* WHAT THE TASK REQUIRES *
Copy all lines of the listing that include the string "there".

* THE DATA *
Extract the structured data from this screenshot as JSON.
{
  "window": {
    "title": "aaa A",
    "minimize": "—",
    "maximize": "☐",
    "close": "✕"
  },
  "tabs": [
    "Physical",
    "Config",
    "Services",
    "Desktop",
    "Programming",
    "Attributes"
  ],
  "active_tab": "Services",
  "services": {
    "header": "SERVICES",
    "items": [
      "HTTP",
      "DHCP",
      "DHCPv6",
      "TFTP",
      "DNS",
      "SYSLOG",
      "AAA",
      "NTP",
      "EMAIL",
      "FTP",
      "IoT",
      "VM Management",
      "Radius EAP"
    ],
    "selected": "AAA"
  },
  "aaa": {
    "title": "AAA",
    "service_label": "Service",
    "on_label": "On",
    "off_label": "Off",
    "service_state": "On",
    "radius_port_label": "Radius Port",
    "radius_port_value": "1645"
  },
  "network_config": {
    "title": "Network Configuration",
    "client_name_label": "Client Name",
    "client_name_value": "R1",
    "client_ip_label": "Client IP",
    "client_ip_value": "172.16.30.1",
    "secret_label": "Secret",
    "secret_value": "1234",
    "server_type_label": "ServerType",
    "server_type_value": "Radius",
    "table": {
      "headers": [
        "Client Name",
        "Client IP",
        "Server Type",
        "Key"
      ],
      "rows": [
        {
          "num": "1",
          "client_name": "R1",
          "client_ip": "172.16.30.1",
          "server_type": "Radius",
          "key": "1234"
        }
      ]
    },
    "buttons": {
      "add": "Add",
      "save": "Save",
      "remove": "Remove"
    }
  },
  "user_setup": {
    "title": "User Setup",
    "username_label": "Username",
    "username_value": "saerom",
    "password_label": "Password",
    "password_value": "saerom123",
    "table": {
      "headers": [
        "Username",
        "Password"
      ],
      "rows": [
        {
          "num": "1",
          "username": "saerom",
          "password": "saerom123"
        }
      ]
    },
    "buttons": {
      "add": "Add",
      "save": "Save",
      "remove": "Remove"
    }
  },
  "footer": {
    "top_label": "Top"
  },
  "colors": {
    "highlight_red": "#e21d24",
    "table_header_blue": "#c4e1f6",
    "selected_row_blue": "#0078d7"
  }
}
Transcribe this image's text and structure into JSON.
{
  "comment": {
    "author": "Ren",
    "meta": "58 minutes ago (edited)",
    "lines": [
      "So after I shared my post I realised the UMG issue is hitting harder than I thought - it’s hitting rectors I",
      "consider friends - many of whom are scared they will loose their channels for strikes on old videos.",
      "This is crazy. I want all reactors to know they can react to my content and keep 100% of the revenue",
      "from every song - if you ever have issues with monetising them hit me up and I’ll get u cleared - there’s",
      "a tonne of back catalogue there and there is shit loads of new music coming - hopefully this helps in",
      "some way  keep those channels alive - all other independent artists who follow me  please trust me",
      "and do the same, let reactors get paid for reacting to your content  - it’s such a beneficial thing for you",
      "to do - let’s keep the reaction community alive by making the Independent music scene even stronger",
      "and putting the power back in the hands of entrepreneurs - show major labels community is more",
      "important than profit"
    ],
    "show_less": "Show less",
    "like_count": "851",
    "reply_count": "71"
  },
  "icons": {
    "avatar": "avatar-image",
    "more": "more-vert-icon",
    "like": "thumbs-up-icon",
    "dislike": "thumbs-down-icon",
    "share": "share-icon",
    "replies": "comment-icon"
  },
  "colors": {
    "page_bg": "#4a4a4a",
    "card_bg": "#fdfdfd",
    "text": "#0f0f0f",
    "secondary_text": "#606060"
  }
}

--

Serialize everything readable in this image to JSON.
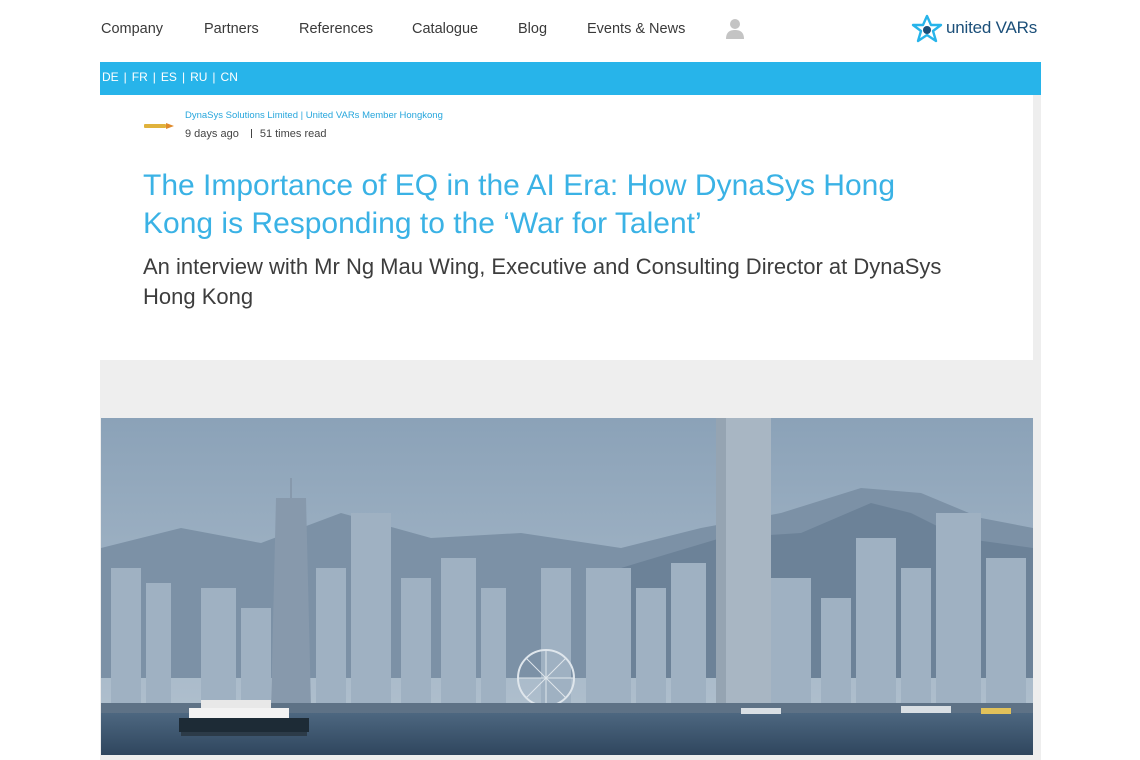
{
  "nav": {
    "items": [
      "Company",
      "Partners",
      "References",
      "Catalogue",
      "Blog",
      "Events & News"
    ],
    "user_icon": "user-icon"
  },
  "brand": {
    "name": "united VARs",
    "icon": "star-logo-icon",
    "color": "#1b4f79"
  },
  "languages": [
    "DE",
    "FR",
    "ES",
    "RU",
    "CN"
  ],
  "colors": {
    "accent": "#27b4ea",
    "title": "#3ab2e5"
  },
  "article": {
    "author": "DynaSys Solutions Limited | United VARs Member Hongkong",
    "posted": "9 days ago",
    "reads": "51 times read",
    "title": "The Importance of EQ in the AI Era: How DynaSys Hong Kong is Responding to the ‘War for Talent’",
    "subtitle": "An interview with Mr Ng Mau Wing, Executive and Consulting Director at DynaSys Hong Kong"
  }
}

* COMPLETED EXERCISE *
      "from every song - if you ever have issues with monetising them hit me up and I’ll get u cleared - there’s",
      "a tonne of back catalogue there and there is shit loads of new music coming - hopefully this helps in",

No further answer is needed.